- List of tasks -
1) Transcribe the passage of the forum thread between "I actually did" and "just don't work.", inclusive.
2) Decide whether each statement agrees with the forum thread, answering yes or no and quoting the deciding words: (a) The computer was shipped with XP. (b) The sound driver was the only driver not found. (c) KB888111 also had to be installed.
3) Answer these questions from the forum thread, one per line:
(a) Which PC is the GA-T671MG motherboard in?
(b) What broke down, forcing XP to be reinstalled?
(c) Whose chip is onboard for the sound?

# [SOLVED] Neep help finding xp drivers for this board: GA-T671MG



## djdat (Apr 14, 2008)

Hello. This GA-T671MG Motherboard is in a packard bell istart F2310 AIO pc,
It was shipped with vista but has been downgraded to xp.

I actually did this once before and found the drivers, But now the HDD has broke down I've had to re-install xp. Found all drivers except the sound, It has a realtek chip onboard but all the realtek drivers I've tried just don't work.

I know this driver exists because I've used it before. Any help would be appreciated! :4-dontkno

Thanks!


----------



## Wrench97 (May 10, 2008)

*Re: Neep help finding xp drivers for this board: GA-T671MG*

Give this one a try> http://www.realtek.com.tw/downloads...=24&Level=4&Conn=3&DownTypeID=3&GetDown=false


----------



## djdat (Apr 14, 2008)

*Re: Neep help finding xp drivers for this board: GA-T671MG*

Thanks, Will do and post back result. :wink:


----------



## djdat (Apr 14, 2008)

*Re: Neep help finding xp drivers for this board: GA-T671MG*

Ok thanks m8, That worked! I did also have to install KB888111, Even though it should be on SP3 (?) But got there in the end!

Cheers!! :wave:


----------



## Wrench97 (May 10, 2008)

Good to hear you have it resolved


----------

Source data

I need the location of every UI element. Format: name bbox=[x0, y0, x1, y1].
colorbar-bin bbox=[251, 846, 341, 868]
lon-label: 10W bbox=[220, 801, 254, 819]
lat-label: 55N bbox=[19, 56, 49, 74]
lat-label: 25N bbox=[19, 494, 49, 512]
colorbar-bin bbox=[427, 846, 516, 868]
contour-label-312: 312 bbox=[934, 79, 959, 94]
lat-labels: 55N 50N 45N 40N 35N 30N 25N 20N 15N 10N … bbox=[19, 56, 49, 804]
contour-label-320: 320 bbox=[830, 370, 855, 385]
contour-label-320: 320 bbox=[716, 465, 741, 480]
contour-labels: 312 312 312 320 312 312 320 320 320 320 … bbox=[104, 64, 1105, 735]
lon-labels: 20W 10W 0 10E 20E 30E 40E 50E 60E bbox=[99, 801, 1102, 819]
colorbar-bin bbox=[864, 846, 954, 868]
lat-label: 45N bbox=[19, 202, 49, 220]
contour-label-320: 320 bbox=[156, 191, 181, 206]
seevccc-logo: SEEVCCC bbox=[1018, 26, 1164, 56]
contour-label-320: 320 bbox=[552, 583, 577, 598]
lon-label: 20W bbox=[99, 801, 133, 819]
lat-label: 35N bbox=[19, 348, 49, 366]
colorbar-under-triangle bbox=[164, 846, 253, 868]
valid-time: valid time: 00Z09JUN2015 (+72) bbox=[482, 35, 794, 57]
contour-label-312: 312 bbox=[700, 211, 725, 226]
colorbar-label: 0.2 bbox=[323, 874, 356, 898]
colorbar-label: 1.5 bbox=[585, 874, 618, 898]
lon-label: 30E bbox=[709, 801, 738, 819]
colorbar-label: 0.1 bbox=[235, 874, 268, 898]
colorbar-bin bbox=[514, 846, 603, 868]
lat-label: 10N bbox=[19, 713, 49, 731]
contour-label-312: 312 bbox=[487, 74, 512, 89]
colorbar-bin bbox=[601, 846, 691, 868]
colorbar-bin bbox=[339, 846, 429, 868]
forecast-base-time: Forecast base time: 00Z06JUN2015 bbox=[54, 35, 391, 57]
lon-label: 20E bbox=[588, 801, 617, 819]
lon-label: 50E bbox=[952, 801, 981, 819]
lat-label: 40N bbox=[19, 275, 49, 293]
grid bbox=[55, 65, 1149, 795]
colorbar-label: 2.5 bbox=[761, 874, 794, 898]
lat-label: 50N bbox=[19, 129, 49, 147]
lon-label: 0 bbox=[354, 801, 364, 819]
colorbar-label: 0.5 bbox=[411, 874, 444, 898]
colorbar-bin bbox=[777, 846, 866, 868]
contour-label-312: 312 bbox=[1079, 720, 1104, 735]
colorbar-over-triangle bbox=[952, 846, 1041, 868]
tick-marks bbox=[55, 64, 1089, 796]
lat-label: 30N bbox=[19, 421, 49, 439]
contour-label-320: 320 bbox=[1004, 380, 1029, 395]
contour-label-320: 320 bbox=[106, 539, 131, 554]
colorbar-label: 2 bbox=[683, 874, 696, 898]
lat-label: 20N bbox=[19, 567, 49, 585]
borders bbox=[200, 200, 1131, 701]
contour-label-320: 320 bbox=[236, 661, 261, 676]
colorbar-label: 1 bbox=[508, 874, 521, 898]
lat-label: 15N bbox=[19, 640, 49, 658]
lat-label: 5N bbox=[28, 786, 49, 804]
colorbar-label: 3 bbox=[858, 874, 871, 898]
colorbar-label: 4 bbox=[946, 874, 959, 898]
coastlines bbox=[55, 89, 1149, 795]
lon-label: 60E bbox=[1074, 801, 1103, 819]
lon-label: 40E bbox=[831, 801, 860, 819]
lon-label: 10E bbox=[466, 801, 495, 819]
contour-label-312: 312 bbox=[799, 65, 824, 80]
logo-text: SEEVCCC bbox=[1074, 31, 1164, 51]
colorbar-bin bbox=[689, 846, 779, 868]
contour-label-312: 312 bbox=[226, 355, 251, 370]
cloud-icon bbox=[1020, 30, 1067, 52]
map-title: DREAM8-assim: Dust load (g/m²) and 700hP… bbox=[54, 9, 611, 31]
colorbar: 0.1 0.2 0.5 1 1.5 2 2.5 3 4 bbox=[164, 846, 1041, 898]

- Final results -
1)
I actually did this once before and found the drivers, But now the HDD has broke down I've had to re-install xp. Found all drivers except the sound, It has a realtek chip onboard but all the realtek drivers I've tried just don't work.

2)
(a) No: "It was shipped with vista but has been downgraded to xp."
(b) Yes: "Found all drivers except the sound"
(c) Yes: "I did also have to install KB888111"

3)
(a) A packard bell istart F2310 AIO pc
(b) The HDD
(c) Realtek's